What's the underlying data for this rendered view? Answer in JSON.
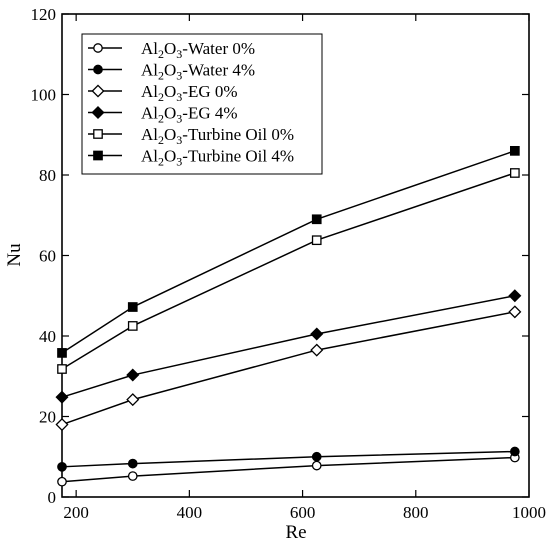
{
  "chart_data": {
    "type": "line",
    "xlabel": "Re",
    "ylabel": "Nu",
    "xlim": [
      175,
      1000
    ],
    "ylim": [
      0,
      120
    ],
    "xticks": [
      200,
      400,
      600,
      800,
      1000
    ],
    "yticks": [
      0,
      20,
      40,
      60,
      80,
      100,
      120
    ],
    "xtick_labels": [
      "200",
      "400",
      "600",
      "800",
      "1000"
    ],
    "ytick_labels": [
      "0",
      "20",
      "40",
      "60",
      "80",
      "100",
      "120"
    ],
    "grid": false,
    "legend_position": "top-left",
    "x": [
      175,
      300,
      625,
      975
    ],
    "series": [
      {
        "name": "Al2O3-Water 0%",
        "legend": {
          "a": "Al",
          "s1": "2",
          "b": "O",
          "s2": "3",
          "c": "-Water 0%"
        },
        "marker": "circle",
        "filled": false,
        "values": [
          3.8,
          5.2,
          7.8,
          9.8
        ]
      },
      {
        "name": "Al2O3-Water 4%",
        "legend": {
          "a": "Al",
          "s1": "2",
          "b": "O",
          "s2": "3",
          "c": "-Water 4%"
        },
        "marker": "circle",
        "filled": true,
        "values": [
          7.5,
          8.3,
          10.0,
          11.3
        ]
      },
      {
        "name": "Al2O3-EG 0%",
        "legend": {
          "a": "Al",
          "s1": "2",
          "b": "O",
          "s2": "3",
          "c": "-EG 0%"
        },
        "marker": "diamond",
        "filled": false,
        "values": [
          18.0,
          24.2,
          36.5,
          46.0
        ]
      },
      {
        "name": "Al2O3-EG 4%",
        "legend": {
          "a": "Al",
          "s1": "2",
          "b": "O",
          "s2": "3",
          "c": "-EG 4%"
        },
        "marker": "diamond",
        "filled": true,
        "values": [
          24.8,
          30.3,
          40.5,
          50.0
        ]
      },
      {
        "name": "Al2O3-Turbine Oil 0%",
        "legend": {
          "a": "Al",
          "s1": "2",
          "b": "O",
          "s2": "3",
          "c": "-Turbine Oil 0%"
        },
        "marker": "square",
        "filled": false,
        "values": [
          31.8,
          42.5,
          63.8,
          80.5
        ]
      },
      {
        "name": "Al2O3-Turbine Oil 4%",
        "legend": {
          "a": "Al",
          "s1": "2",
          "b": "O",
          "s2": "3",
          "c": "-Turbine Oil 4%"
        },
        "marker": "square",
        "filled": true,
        "values": [
          35.8,
          47.2,
          69.0,
          86.0
        ]
      }
    ],
    "colors": {
      "line": "#000000",
      "background": "#ffffff"
    }
  }
}
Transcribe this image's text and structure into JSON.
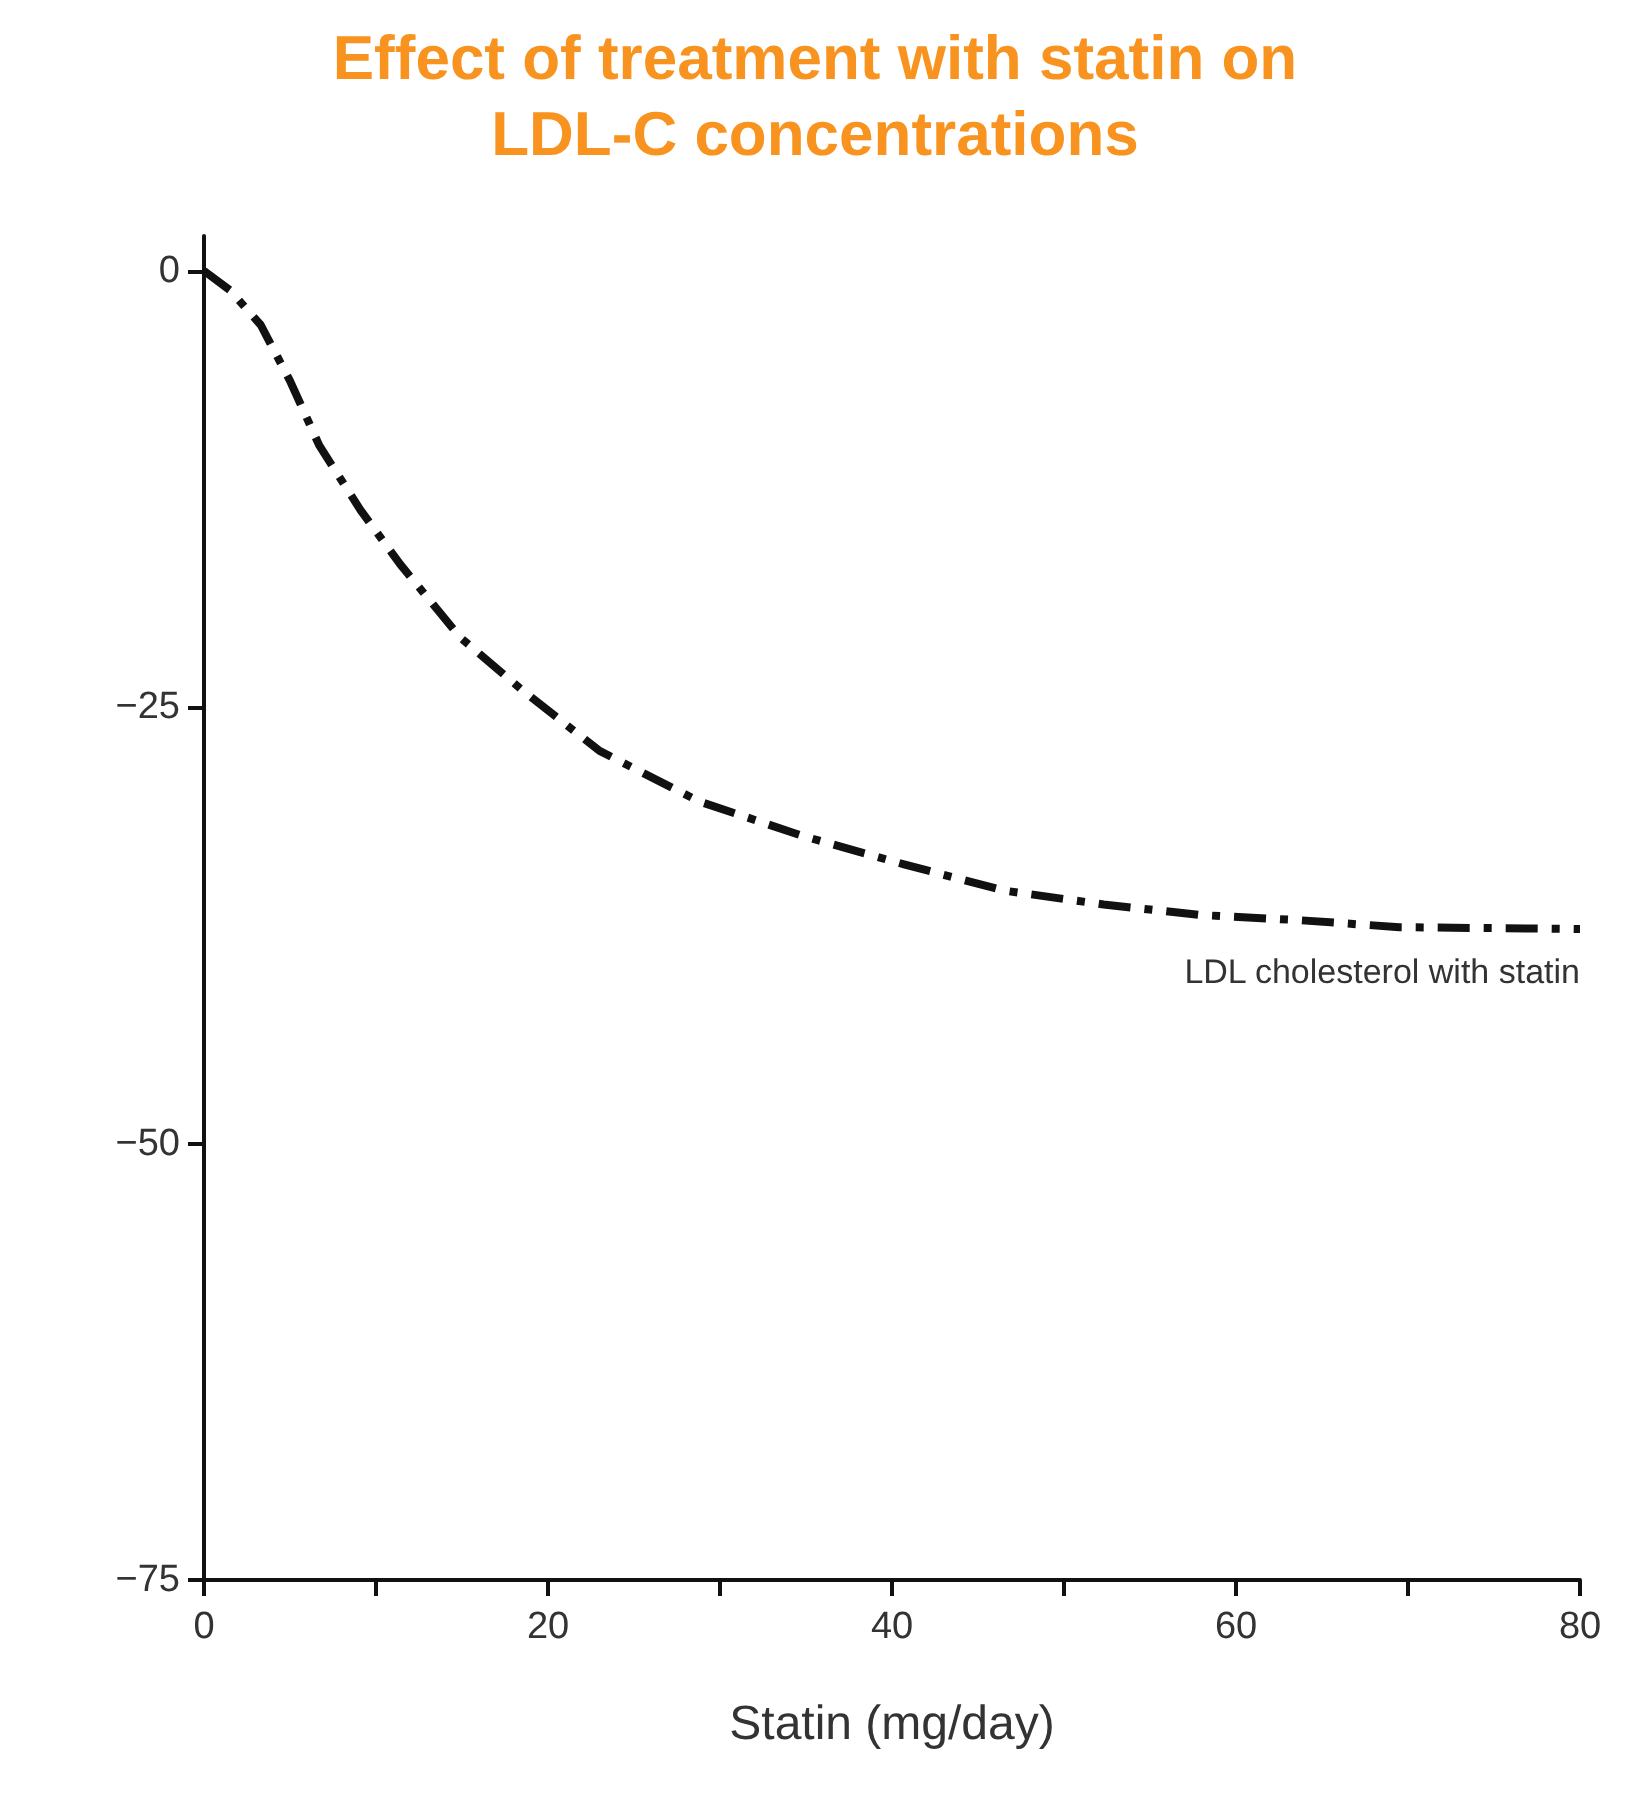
══════
What you will do: Filter the entries above down to the lines containing the word "this".

Solution to the exercise:
What's the underlying data for this rendered view? Answer in JSON.
Transcribe this image's text and structure into JSON.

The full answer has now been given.